Saved entries:
>>
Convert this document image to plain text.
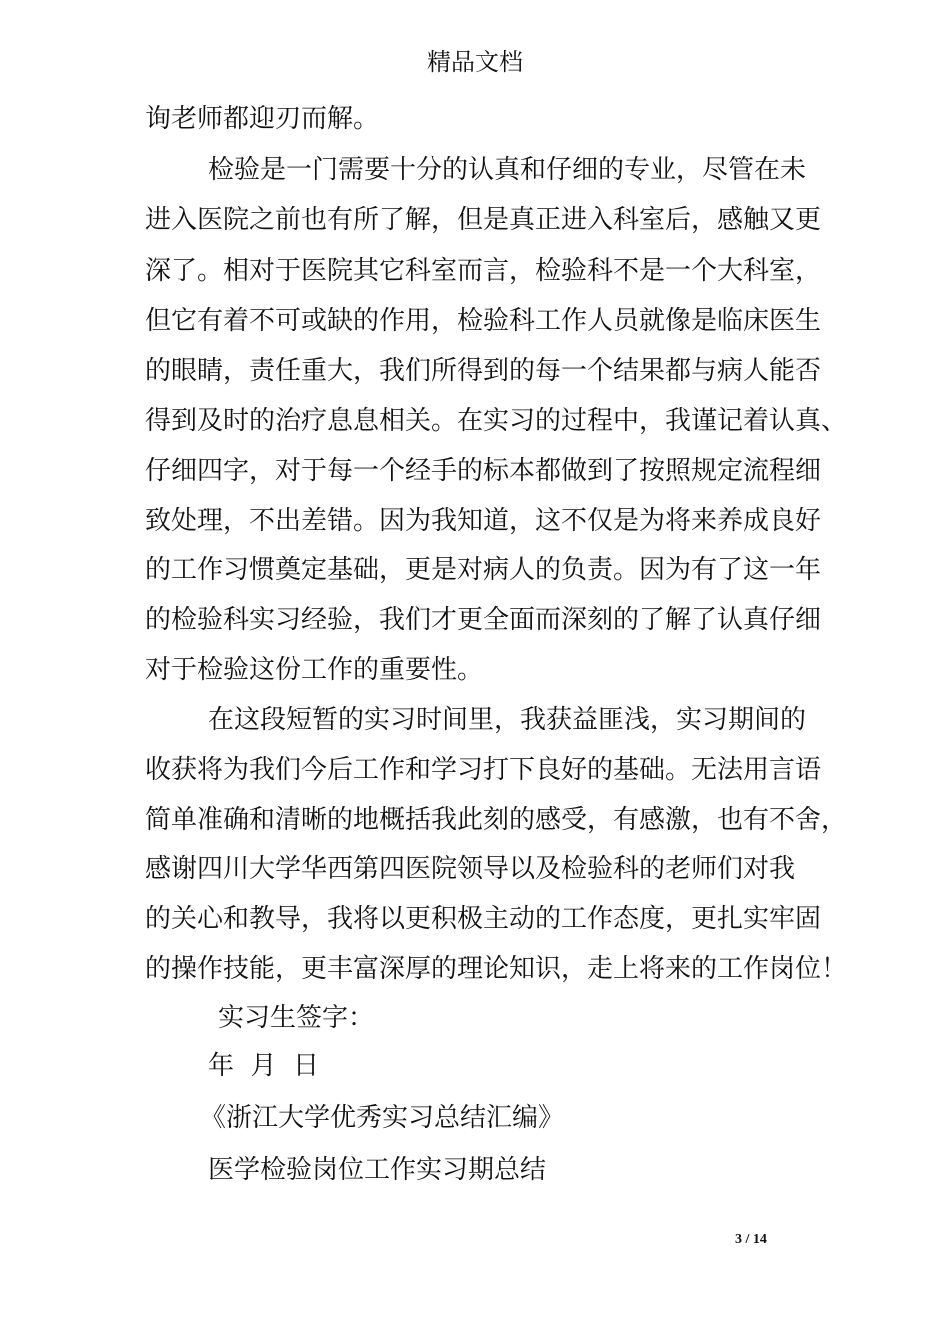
精品文档
询老师都迎刃而解。
检验是一门需要十分的认真和仔细的专业，尽管在未
进入医院之前也有所了解，但是真正进入科室后，感触又更
深了。相对于医院其它科室而言，检验科不是一个大科室，
但它有着不可或缺的作用，检验科工作人员就像是临床医生
的眼睛，责任重大，我们所得到的每一个结果都与病人能否
得到及时的治疗息息相关。在实习的过程中，我谨记着认真、
仔细四字，对于每一个经手的标本都做到了按照规定流程细
致处理，不出差错。因为我知道，这不仅是为将来养成良好
的工作习惯奠定基础，更是对病人的负责。因为有了这一年
的检验科实习经验，我们才更全面而深刻的了解了认真仔细
对于检验这份工作的重要性。
在这段短暂的实习时间里，我获益匪浅，实习期间的
收获将为我们今后工作和学习打下良好的基础。无法用言语
简单准确和清晰的地概括我此刻的感受，有感激，也有不舍，
感谢四川大学华西第四医院领导以及检验科的老师们对我
的关心和教导，我将以更积极主动的工作态度，更扎实牢固
的操作技能，更丰富深厚的理论知识，走上将来的工作岗位！
实习生签字：
年  月  日
《浙江大学优秀实习总结汇编》
医学检验岗位工作实习期总结
3 / 14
<<
YOUR OBJECTIVE. From the material above, reproduce everything verbatim except the pictures.

FINISHED ANSWER.
Convert this document image to plain text.
精品文档
询老师都迎刃而解。
检验是一门需要十分的认真和仔细的专业，尽管在未
进入医院之前也有所了解，但是真正进入科室后，感触又更
深了。相对于医院其它科室而言，检验科不是一个大科室，
但它有着不可或缺的作用，检验科工作人员就像是临床医生
的眼睛，责任重大，我们所得到的每一个结果都与病人能否
得到及时的治疗息息相关。在实习的过程中，我谨记着认真、
仔细四字，对于每一个经手的标本都做到了按照规定流程细
致处理，不出差错。因为我知道，这不仅是为将来养成良好
的工作习惯奠定基础，更是对病人的负责。因为有了这一年
的检验科实习经验，我们才更全面而深刻的了解了认真仔细
对于检验这份工作的重要性。
在这段短暂的实习时间里，我获益匪浅，实习期间的
收获将为我们今后工作和学习打下良好的基础。无法用言语
简单准确和清晰的地概括我此刻的感受，有感激，也有不舍，
感谢四川大学华西第四医院领导以及检验科的老师们对我
的关心和教导，我将以更积极主动的工作态度，更扎实牢固
的操作技能，更丰富深厚的理论知识，走上将来的工作岗位！
实习生签字：
年  月  日
《浙江大学优秀实习总结汇编》
医学检验岗位工作实习期总结
3 / 14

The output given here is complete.